:: Extracted material ::
____

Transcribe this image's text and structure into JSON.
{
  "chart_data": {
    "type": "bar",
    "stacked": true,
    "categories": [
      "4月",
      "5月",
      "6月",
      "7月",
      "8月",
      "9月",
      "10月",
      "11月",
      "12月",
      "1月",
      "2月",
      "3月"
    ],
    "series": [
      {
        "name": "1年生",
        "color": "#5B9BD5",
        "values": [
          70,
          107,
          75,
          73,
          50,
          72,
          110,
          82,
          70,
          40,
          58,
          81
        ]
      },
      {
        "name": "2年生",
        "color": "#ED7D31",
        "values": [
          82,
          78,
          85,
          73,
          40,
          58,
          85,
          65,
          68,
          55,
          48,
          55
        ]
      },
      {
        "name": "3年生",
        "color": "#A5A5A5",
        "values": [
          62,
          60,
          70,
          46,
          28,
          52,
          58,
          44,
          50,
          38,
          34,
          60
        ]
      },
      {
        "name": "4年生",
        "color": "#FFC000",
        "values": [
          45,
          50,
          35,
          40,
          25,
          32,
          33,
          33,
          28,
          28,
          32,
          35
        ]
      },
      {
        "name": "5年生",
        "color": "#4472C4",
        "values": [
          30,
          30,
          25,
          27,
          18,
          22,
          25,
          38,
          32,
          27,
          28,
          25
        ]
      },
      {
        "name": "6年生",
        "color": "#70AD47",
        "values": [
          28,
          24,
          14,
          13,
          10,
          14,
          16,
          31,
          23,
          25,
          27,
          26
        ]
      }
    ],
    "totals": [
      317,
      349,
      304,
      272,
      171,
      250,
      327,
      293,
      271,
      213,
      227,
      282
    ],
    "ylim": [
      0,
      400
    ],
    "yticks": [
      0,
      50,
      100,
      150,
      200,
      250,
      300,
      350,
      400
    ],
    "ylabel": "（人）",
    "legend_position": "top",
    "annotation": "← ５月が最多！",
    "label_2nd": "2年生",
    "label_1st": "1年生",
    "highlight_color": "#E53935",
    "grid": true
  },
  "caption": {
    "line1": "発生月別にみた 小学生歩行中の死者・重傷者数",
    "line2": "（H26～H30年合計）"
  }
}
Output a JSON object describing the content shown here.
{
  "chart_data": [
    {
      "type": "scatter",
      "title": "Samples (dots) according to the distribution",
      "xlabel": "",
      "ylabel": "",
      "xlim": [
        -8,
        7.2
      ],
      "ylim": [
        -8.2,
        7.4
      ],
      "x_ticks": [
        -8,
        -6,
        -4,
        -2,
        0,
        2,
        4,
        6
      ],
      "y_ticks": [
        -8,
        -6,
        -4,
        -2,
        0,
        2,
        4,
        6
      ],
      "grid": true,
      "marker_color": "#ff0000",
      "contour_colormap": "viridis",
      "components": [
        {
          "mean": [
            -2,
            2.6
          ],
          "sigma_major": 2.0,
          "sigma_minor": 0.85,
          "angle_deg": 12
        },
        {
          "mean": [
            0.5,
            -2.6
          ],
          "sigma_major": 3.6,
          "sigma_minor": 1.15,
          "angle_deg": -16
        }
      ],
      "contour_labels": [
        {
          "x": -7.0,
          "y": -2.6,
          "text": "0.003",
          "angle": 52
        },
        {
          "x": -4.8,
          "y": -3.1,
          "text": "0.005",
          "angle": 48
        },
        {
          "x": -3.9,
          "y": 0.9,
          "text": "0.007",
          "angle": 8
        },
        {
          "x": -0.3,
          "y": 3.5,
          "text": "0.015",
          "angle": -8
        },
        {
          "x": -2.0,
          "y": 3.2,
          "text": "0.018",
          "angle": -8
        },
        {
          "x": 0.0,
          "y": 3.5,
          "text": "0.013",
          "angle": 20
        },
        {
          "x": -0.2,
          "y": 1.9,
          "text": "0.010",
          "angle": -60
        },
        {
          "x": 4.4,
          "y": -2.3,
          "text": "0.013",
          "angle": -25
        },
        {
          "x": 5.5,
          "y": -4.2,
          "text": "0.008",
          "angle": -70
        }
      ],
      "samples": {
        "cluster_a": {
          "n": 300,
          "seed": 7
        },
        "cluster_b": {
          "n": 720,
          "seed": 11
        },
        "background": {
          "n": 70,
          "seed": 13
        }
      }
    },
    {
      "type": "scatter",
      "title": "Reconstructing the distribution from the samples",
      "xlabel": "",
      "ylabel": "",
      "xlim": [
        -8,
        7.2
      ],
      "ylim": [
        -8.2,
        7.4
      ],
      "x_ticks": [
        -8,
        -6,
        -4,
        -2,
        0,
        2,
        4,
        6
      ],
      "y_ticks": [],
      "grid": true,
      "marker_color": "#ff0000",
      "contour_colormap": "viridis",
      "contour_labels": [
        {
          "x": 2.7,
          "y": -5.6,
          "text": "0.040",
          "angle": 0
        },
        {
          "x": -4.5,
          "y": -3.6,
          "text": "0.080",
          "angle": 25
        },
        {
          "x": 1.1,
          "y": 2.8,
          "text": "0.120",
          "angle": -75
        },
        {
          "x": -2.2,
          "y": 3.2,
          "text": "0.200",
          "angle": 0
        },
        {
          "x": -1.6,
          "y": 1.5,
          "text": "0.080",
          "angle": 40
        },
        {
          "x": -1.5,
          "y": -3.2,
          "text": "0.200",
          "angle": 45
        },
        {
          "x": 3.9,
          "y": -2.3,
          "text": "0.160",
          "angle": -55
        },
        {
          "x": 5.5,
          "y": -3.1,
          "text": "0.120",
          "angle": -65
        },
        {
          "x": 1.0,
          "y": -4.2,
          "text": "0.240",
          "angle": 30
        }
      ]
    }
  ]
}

____

:: The exercise ::
Repeat each record in full; every line must match exactly.

:: Full answer ::
Transcribe this image's text and structure into JSON.
{
  "chart_data": {
    "type": "bar",
    "stacked": true,
    "categories": [
      "4月",
      "5月",
      "6月",
      "7月",
      "8月",
      "9月",
      "10月",
      "11月",
      "12月",
      "1月",
      "2月",
      "3月"
    ],
    "series": [
      {
        "name": "1年生",
        "color": "#5B9BD5",
        "values": [
          70,
          107,
          75,
          73,
          50,
          72,
          110,
          82,
          70,
          40,
          58,
          81
        ]
      },
      {
        "name": "2年生",
        "color": "#ED7D31",
        "values": [
          82,
          78,
          85,
          73,
          40,
          58,
          85,
          65,
          68,
          55,
          48,
          55
        ]
      },
      {
        "name": "3年生",
        "color": "#A5A5A5",
        "values": [
          62,
          60,
          70,
          46,
          28,
          52,
          58,
          44,
          50,
          38,
          34,
          60
        ]
      },
      {
        "name": "4年生",
        "color": "#FFC000",
        "values": [
          45,
          50,
          35,
          40,
          25,
          32,
          33,
          33,
          28,
          28,
          32,
          35
        ]
      },
      {
        "name": "5年生",
        "color": "#4472C4",
        "values": [
          30,
          30,
          25,
          27,
          18,
          22,
          25,
          38,
          32,
          27,
          28,
          25
        ]
      },
      {
        "name": "6年生",
        "color": "#70AD47",
        "values": [
          28,
          24,
          14,
          13,
          10,
          14,
          16,
          31,
          23,
          25,
          27,
          26
        ]
      }
    ],
    "totals": [
      317,
      349,
      304,
      272,
      171,
      250,
      327,
      293,
      271,
      213,
      227,
      282
    ],
    "ylim": [
      0,
      400
    ],
    "yticks": [
      0,
      50,
      100,
      150,
      200,
      250,
      300,
      350,
      400
    ],
    "ylabel": "（人）",
    "legend_position": "top",
    "annotation": "← ５月が最多！",
    "label_2nd": "2年生",
    "label_1st": "1年生",
    "highlight_color": "#E53935",
    "grid": true
  },
  "caption": {
    "line1": "発生月別にみた 小学生歩行中の死者・重傷者数",
    "line2": "（H26～H30年合計）"
  }
}
Output a JSON object describing the content shown here.
{
  "chart_data": [
    {
      "type": "scatter",
      "title": "Samples (dots) according to the distribution",
      "xlabel": "",
      "ylabel": "",
      "xlim": [
        -8,
        7.2
      ],
      "ylim": [
        -8.2,
        7.4
      ],
      "x_ticks": [
        -8,
        -6,
        -4,
        -2,
        0,
        2,
        4,
        6
      ],
      "y_ticks": [
        -8,
        -6,
        -4,
        -2,
        0,
        2,
        4,
        6
      ],
      "grid": true,
      "marker_color": "#ff0000",
      "contour_colormap": "viridis",
      "components": [
        {
          "mean": [
            -2,
            2.6
          ],
          "sigma_major": 2.0,
          "sigma_minor": 0.85,
          "angle_deg": 12
        },
        {
          "mean": [
            0.5,
            -2.6
          ],
          "sigma_major": 3.6,
          "sigma_minor": 1.15,
          "angle_deg": -16
        }
      ],
      "contour_labels": [
        {
          "x": -7.0,
          "y": -2.6,
          "text": "0.003",
          "angle": 52
        },
        {
          "x": -4.8,
          "y": -3.1,
          "text": "0.005",
          "angle": 48
        },
        {
          "x": -3.9,
          "y": 0.9,
          "text": "0.007",
          "angle": 8
        },
        {
          "x": -0.3,
          "y": 3.5,
          "text": "0.015",
          "angle": -8
        },
        {
          "x": -2.0,
          "y": 3.2,
          "text": "0.018",
          "angle": -8
        },
        {
          "x": 0.0,
          "y": 3.5,
          "text": "0.013",
          "angle": 20
        },
        {
          "x": -0.2,
          "y": 1.9,
          "text": "0.010",
          "angle": -60
        },
        {
          "x": 4.4,
          "y": -2.3,
          "text": "0.013",
          "angle": -25
        },
        {
          "x": 5.5,
          "y": -4.2,
          "text": "0.008",
          "angle": -70
        }
      ],
      "samples": {
        "cluster_a": {
          "n": 300,
          "seed": 7
        },
        "cluster_b": {
          "n": 720,
          "seed": 11
        },
        "background": {
          "n": 70,
          "seed": 13
        }
      }
    },
    {
      "type": "scatter",
      "title": "Reconstructing the distribution from the samples",
      "xlabel": "",
      "ylabel": "",
      "xlim": [
        -8,
        7.2
      ],
      "ylim": [
        -8.2,
        7.4
      ],
      "x_ticks": [
        -8,
        -6,
        -4,
        -2,
        0,
        2,
        4,
        6
      ],
      "y_ticks": [],
      "grid": true,
      "marker_color": "#ff0000",
      "contour_colormap": "viridis",
      "contour_labels": [
        {
          "x": 2.7,
          "y": -5.6,
          "text": "0.040",
          "angle": 0
        },
        {
          "x": -4.5,
          "y": -3.6,
          "text": "0.080",
          "angle": 25
        },
        {
          "x": 1.1,
          "y": 2.8,
          "text": "0.120",
          "angle": -75
        },
        {
          "x": -2.2,
          "y": 3.2,
          "text": "0.200",
          "angle": 0
        },
        {
          "x": -1.6,
          "y": 1.5,
          "text": "0.080",
          "angle": 40
        },
        {
          "x": -1.5,
          "y": -3.2,
          "text": "0.200",
          "angle": 45
        },
        {
          "x": 3.9,
          "y": -2.3,
          "text": "0.160",
          "angle": -55
        },
        {
          "x": 5.5,
          "y": -3.1,
          "text": "0.120",
          "angle": -65
        },
        {
          "x": 1.0,
          "y": -4.2,
          "text": "0.240",
          "angle": 30
        }
      ]
    }
  ]
}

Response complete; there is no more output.